Written request 1 =
Decide whether each statement below agrees with the exercise solutions on algebraic numbers. Answer yes or no for each, quoting the deciding words of the text.
(a) The solutions show that $$y$$ satisfies $$(y^2 + 2)^2 + 60 = 0$$.
(b) The proof of the lemma treats $$n = 0$$ and $$n = 1$$ as base cases.
(c) The lemma states that $$P_n$$ is a polynomial with rational coefficients.

Page extract =

======

Exercise 11.1.1 Let $$x = 7 + \sqrt[3]{2}$$. Then $$(x - 7)^3 - 2 = 0$$, so $$x$$ is the root of a polynomial. Let $$y = \sqrt{3} + \sqrt{-5}$$. Then $$y^2 = 3 + 2\sqrt{-15} + (-5)$$. So $$y^2 +2 = 2\sqrt{-15}$$, or $$(y^2 + 2)^2 = -60$$. So $$y$$ satisfies the polynomial equation $$(y^2 + 2)^2 + 60 = 0$$. Therefore both $$x$$ and $$y$$ are algebraic.

Exercise 11.1.2 The proof is based on the following well-known result that we will state and prove here:

Lemma: For all $$n \in \mathbb{N}$$, $$\cos(n\theta)$$ can be written as $$P_n(\cos\theta)$$ where $$P_n$$ is a polynomial with integer coefficients.

Proof: By induction. The base cases of $$n = 0, n = 1$$ are obvious. Assume $$n \ge 2$$. Using the identity $$2\cos a \cos b = \cos(a - b) + \cos(a + b)$$, we find $$2\cos((n-1)\theta) \cos \theta = \cos((n-2)\theta) + \cos(n\theta)$$. By the induction hypothesis, $$\cos((n-1)\theta) = P_{n-1}(\cos\theta)$$ and $$\cos((n-2)\theta) = P_{n-2}(\cos\theta)$$. Therefore $$2P_{n-1}(\cos\theta)\cos\theta = P_{n-2}\cos\theta + \cos(n\theta)$$, or $$\cos(n\theta) = 2(\cos\theta) P_{n-1}(\cos\theta) - P_{n-2}(\cos\theta)$$. The RHS is now a polynomial in $$\cos\theta$$.

======

Records supplied =

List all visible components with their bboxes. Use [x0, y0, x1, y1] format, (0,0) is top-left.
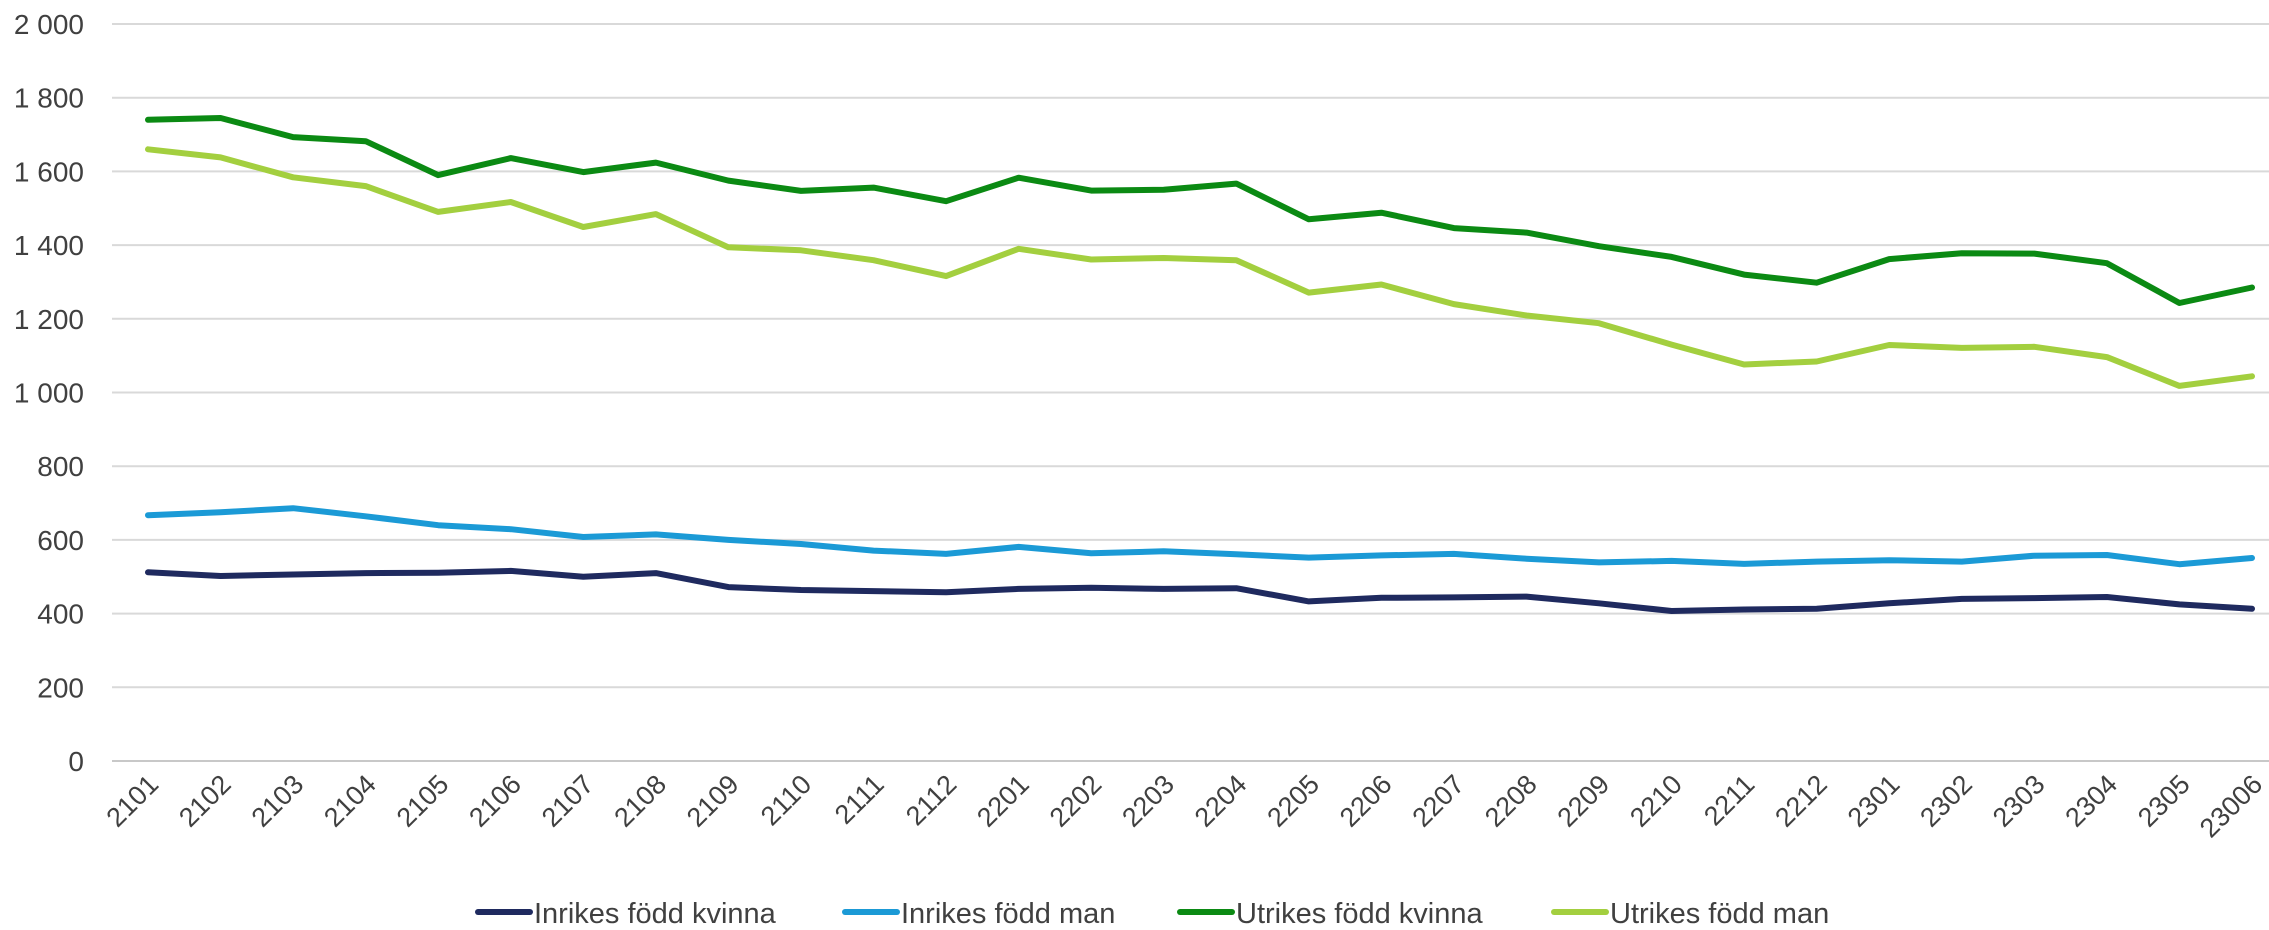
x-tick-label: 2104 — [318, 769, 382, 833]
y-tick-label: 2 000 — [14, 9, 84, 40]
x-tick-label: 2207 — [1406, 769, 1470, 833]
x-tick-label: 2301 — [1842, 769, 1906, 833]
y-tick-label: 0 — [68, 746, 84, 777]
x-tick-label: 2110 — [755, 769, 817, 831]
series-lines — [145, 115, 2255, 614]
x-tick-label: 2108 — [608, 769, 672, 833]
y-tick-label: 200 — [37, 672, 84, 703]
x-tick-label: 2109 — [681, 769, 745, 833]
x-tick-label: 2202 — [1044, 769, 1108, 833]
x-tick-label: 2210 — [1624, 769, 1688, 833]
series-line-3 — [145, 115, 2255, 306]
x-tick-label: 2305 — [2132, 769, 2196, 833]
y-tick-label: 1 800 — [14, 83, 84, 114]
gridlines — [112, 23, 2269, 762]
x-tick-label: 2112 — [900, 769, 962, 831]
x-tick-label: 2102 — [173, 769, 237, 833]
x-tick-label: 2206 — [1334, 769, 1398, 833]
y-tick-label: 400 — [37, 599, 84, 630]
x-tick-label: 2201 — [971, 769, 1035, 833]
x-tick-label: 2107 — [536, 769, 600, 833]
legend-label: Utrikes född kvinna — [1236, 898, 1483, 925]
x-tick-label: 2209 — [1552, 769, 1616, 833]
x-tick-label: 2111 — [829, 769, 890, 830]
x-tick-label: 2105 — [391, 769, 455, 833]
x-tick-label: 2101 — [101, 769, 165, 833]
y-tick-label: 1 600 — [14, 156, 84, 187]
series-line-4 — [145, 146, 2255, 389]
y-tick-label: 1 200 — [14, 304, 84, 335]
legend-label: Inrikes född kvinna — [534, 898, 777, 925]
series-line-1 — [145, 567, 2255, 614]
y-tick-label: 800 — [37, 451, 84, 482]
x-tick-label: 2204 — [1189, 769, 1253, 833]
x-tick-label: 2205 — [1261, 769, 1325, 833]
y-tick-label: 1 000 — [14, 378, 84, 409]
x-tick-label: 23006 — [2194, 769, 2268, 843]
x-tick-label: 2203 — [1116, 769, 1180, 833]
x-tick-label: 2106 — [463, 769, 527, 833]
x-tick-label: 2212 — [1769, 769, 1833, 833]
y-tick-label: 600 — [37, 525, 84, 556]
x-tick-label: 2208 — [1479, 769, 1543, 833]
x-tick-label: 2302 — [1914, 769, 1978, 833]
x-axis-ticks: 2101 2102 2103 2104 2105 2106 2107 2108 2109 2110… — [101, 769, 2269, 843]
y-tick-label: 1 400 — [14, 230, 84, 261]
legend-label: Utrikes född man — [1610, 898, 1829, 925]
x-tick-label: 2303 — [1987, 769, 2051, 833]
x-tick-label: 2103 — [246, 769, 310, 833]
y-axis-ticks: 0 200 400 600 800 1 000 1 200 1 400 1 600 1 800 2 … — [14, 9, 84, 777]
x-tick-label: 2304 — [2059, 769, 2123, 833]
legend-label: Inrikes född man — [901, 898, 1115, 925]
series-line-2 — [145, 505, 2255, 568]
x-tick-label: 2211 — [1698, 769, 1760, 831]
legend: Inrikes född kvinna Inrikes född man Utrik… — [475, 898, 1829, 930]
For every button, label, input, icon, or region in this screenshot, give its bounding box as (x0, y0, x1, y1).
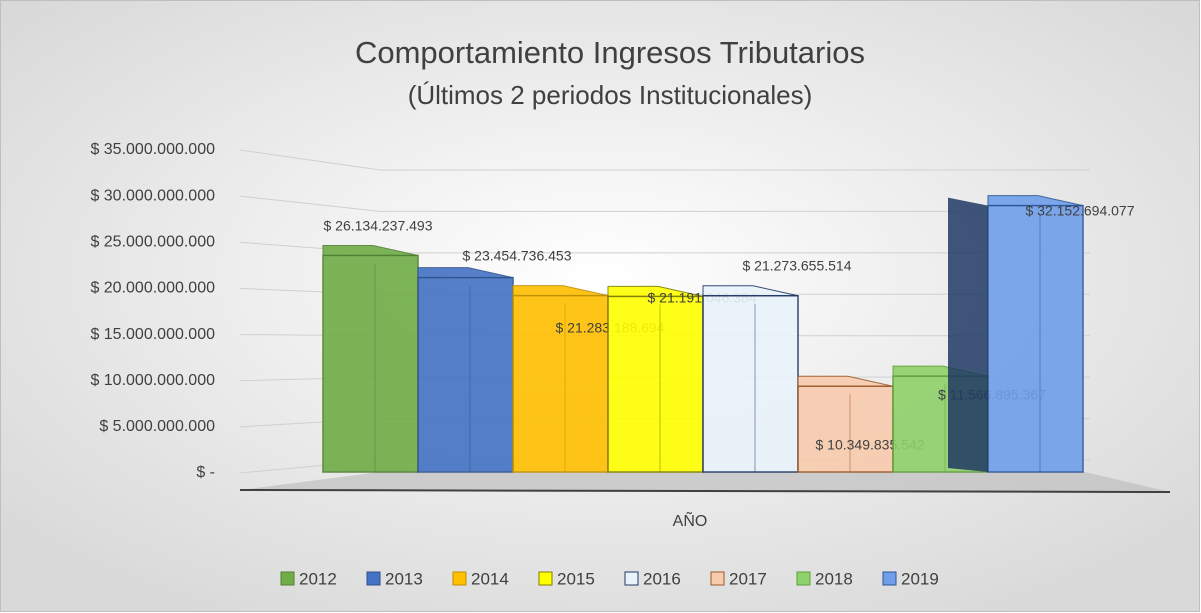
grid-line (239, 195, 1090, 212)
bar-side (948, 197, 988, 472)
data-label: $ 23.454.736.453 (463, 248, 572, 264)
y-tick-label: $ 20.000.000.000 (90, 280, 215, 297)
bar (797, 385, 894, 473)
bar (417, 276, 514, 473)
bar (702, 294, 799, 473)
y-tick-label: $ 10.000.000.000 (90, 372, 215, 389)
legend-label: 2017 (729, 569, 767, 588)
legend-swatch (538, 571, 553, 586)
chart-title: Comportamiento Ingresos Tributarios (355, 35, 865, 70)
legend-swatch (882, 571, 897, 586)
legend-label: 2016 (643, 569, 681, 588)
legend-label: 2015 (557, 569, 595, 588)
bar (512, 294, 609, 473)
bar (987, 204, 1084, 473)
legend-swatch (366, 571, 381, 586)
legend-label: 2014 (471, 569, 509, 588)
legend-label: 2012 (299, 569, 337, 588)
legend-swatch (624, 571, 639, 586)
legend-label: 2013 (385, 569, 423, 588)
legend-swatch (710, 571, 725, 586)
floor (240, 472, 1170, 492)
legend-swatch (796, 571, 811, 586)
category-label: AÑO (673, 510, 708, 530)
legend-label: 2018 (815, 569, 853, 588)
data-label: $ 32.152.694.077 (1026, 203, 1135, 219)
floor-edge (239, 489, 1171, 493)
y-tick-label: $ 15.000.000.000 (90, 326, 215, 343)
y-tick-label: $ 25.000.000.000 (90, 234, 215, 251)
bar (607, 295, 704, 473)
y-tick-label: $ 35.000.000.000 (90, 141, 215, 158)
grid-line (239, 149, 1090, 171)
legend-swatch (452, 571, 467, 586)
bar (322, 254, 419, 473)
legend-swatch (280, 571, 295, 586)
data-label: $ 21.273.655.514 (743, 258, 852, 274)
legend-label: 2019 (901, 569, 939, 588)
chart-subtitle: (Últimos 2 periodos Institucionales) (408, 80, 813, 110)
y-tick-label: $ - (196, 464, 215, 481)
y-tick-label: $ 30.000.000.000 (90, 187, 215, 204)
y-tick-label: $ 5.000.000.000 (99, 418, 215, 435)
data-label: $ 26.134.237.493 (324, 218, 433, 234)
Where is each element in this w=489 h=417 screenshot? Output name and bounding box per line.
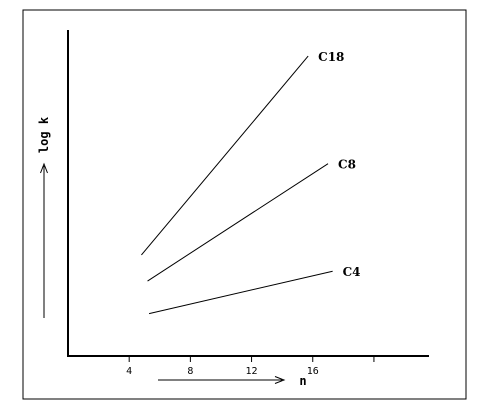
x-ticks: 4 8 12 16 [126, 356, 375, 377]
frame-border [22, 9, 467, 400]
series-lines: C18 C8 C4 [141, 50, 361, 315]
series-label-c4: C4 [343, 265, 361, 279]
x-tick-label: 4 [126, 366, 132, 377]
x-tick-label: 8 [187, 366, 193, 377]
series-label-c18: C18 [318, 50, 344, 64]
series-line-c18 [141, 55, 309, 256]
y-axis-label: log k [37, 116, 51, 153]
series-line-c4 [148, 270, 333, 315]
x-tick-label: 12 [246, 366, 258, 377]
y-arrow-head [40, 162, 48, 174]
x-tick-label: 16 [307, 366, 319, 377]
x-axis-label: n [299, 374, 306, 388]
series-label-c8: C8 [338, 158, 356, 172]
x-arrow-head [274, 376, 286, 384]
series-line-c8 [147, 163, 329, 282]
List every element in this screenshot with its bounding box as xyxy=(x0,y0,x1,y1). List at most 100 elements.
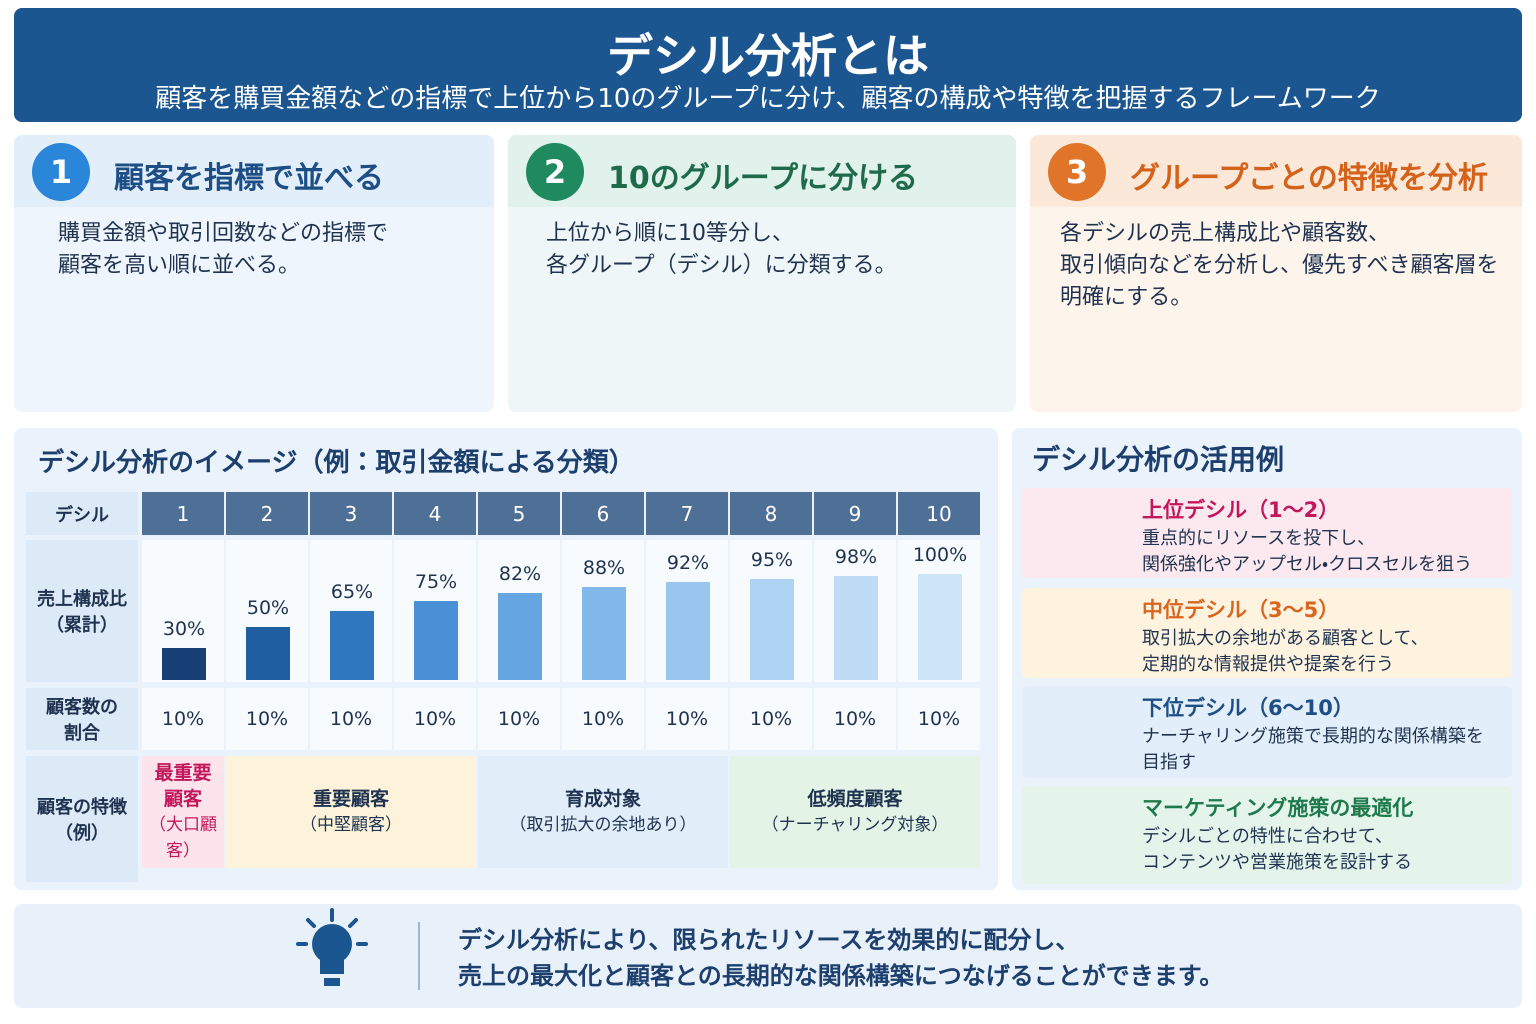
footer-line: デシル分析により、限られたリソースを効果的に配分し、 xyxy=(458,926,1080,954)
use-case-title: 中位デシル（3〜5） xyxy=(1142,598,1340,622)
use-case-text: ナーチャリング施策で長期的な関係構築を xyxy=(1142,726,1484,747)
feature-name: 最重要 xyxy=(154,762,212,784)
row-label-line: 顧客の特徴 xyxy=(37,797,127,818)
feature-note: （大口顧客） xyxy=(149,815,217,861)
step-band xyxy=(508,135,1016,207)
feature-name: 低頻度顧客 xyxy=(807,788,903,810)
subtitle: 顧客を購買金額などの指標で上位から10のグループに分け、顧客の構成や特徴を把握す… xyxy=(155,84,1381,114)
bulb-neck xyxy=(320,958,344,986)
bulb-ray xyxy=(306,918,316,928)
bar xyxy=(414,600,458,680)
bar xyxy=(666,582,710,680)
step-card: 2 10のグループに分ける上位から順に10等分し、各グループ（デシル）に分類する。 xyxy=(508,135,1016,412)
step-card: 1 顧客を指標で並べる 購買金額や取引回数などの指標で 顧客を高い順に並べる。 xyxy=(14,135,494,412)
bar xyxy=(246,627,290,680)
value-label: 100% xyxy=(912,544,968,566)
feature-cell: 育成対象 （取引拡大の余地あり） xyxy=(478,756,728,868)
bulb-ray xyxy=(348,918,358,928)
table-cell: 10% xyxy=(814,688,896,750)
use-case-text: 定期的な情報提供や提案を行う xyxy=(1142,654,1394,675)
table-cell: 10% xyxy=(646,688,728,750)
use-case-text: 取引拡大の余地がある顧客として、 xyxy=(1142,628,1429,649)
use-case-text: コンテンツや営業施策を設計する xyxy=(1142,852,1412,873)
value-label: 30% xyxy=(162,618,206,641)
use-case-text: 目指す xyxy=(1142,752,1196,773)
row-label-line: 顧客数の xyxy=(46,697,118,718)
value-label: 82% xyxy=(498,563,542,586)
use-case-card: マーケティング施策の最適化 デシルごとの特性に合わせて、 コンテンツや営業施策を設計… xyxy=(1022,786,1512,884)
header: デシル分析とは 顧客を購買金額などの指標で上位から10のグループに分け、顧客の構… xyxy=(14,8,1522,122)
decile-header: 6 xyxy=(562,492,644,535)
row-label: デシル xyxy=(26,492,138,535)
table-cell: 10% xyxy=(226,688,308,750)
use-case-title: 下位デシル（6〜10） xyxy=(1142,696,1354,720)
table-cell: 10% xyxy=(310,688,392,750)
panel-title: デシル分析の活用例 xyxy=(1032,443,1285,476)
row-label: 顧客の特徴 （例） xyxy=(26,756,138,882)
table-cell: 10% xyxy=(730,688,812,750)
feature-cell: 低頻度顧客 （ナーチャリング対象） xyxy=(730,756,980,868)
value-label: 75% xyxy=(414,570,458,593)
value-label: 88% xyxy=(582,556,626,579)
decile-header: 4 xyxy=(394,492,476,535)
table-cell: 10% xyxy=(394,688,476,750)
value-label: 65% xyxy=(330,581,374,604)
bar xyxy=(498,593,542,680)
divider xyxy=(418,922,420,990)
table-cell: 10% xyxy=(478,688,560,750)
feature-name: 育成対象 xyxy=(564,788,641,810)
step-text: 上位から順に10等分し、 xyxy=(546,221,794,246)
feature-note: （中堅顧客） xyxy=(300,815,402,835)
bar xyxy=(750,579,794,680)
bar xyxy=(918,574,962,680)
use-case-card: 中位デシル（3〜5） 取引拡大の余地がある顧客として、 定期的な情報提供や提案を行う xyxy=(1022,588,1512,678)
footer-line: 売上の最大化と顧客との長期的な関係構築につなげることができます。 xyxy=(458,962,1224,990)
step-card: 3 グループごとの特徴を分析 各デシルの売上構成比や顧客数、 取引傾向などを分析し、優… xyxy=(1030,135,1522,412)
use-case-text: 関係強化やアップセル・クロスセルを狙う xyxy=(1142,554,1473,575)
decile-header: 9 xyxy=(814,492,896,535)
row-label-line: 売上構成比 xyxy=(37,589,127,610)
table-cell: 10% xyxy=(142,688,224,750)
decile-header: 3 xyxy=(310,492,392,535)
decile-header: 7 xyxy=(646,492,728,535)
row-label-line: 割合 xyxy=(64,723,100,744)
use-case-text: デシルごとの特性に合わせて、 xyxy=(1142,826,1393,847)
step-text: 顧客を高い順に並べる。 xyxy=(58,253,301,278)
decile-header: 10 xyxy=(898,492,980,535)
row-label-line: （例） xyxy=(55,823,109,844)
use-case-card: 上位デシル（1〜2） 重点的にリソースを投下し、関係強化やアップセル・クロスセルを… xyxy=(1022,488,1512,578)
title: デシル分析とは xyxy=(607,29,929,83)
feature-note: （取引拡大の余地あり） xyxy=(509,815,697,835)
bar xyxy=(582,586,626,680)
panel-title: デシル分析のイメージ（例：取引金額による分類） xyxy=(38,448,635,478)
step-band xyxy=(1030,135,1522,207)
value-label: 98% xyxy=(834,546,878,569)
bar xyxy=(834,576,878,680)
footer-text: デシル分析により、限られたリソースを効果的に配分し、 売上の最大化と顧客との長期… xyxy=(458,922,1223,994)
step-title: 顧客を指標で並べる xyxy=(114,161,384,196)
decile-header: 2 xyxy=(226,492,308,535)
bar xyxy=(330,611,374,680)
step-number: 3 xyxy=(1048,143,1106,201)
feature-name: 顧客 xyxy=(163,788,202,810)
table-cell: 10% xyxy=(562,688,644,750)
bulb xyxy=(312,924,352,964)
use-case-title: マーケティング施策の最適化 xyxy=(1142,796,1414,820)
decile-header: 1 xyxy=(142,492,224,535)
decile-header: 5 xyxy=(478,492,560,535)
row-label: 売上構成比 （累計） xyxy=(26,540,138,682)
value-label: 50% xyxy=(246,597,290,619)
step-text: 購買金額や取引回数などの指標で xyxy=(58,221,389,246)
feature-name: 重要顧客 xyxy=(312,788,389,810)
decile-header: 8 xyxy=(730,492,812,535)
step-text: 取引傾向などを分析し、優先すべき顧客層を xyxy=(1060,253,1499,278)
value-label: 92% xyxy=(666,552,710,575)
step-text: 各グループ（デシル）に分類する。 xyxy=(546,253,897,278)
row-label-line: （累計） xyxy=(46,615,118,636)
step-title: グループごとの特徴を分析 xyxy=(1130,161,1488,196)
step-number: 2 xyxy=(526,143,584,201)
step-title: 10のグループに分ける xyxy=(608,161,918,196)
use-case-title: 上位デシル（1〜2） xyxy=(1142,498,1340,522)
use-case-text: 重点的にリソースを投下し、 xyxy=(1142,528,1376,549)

======

Written request 2 = Recast the records as a numbered list, starting at the line containing "grid-line (239, 195, 1090, 212)" and ending at the line containing "legend-swatch (882, 571, 897, 586)". Leave out blank lines.

Correct output 1 =
(a) Yes: "So $$y$$ satisfies the polynomial equation $$(y^2 + 2)^2 + 60 = 0$$."
(b) Yes: "The base cases of $$n = 0, n = 1$$ are obvious."
(c) No: "where $$P_n$$ is a polynomial with integer coefficients."

Correct output 2 =
1. grid-line (239, 195, 1090, 212)
2. bar-side (948, 197, 988, 472)
3. data-label: $ 23.454.736.453 (463, 248, 572, 264)
4. y-tick-label: $ 20.000.000.000 (90, 280, 215, 297)
5. bar (797, 385, 894, 473)
6. bar (417, 276, 514, 473)
7. bar (702, 294, 799, 473)
8. y-tick-label: $ 10.000.000.000 (90, 372, 215, 389)
9. legend-label: 2017 (729, 569, 767, 588)
10. legend-swatch (538, 571, 553, 586)
11. chart-title: Comportamiento Ingresos Tributarios (355, 35, 865, 70)
12. legend-swatch (882, 571, 897, 586)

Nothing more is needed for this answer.